** BEGIN **

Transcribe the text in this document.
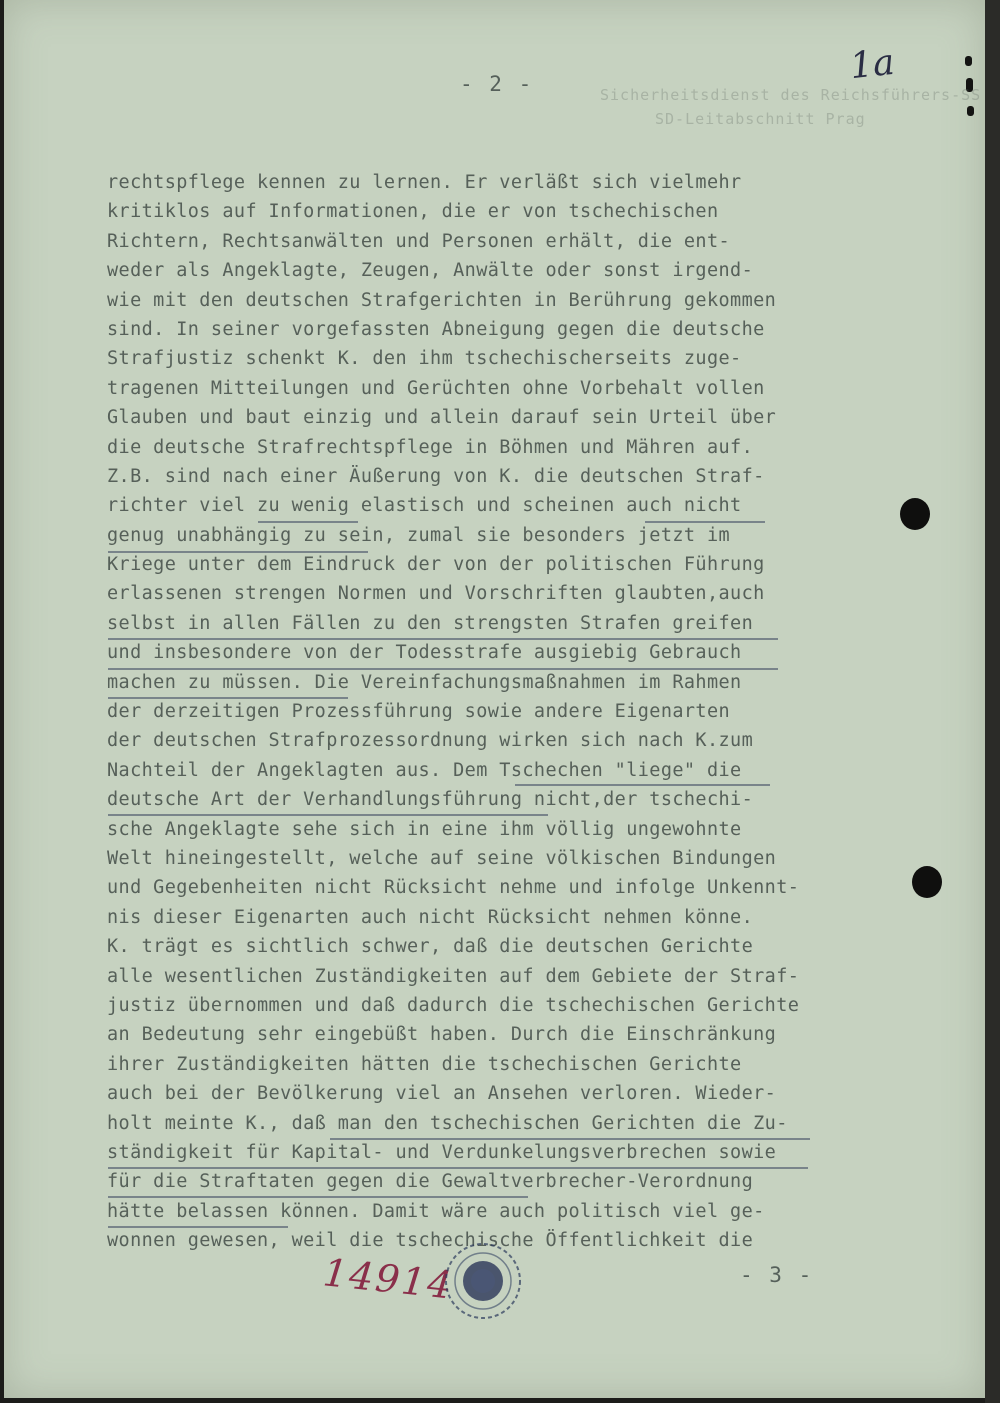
Sicherheitsdienst des Reichsführers-SS
SD-Leitabschnitt Prag
- 2 -	1a
rechtspflege kennen zu lernen. Er verläßt sich vielmehr
kritiklos auf Informationen, die er von tschechischen
Richtern, Rechtsanwälten und Personen erhält, die ent-
weder als Angeklagte, Zeugen, Anwälte oder sonst irgend-
wie mit den deutschen Strafgerichten in Berührung gekommen
sind. In seiner vorgefassten Abneigung gegen die deutsche
Strafjustiz schenkt K. den ihm tschechischerseits zuge-
tragenen Mitteilungen und Gerüchten ohne Vorbehalt vollen
Glauben und baut einzig und allein darauf sein Urteil über
die deutsche Strafrechtspflege in Böhmen und Mähren auf.
Z.B. sind nach einer Äußerung von K. die deutschen Straf-
richter viel zu wenig elastisch und scheinen auch nicht
genug unabhängig zu sein, zumal sie besonders jetzt im
Kriege unter dem Eindruck der von der politischen Führung
erlassenen strengen Normen und Vorschriften glaubten,auch
selbst in allen Fällen zu den strengsten Strafen greifen
und insbesondere von der Todesstrafe ausgiebig Gebrauch
machen zu müssen. Die Vereinfachungsmaßnahmen im Rahmen
der derzeitigen Prozessführung sowie andere Eigenarten
der deutschen Strafprozessordnung wirken sich nach K.zum
Nachteil der Angeklagten aus. Dem Tschechen "liege" die
deutsche Art der Verhandlungsführung nicht,der tschechi-
sche Angeklagte sehe sich in eine ihm völlig ungewohnte
Welt hineingestellt, welche auf seine völkischen Bindungen
und Gegebenheiten nicht Rücksicht nehme und infolge Unkennt-
nis dieser Eigenarten auch nicht Rücksicht nehmen könne.
K. trägt es sichtlich schwer, daß die deutschen Gerichte
alle wesentlichen Zuständigkeiten auf dem Gebiete der Straf-
justiz übernommen und daß dadurch die tschechischen Gerichte
an Bedeutung sehr eingebüßt haben. Durch die Einschränkung
ihrer Zuständigkeiten hätten die tschechischen Gerichte
auch bei der Bevölkerung viel an Ansehen verloren. Wieder-
holt meinte K., daß man den tschechischen Gerichten die Zu-
ständigkeit für Kapital- und Verdunkelungsverbrechen sowie
für die Straftaten gegen die Gewaltverbrecher-Verordnung
hätte belassen können. Damit wäre auch politisch viel ge-
wonnen gewesen, weil die tschechische Öffentlichkeit die
- 3 -
14914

** END **

→ INSTRUCTIONS TO FOLLOW
Review the preceding data and report every line that includes the string "Eigenarten".

→ EXERCISE RESPONSE
der derzeitigen Prozessführung sowie andere Eigenarten
nis dieser Eigenarten auch nicht Rücksicht nehmen könne.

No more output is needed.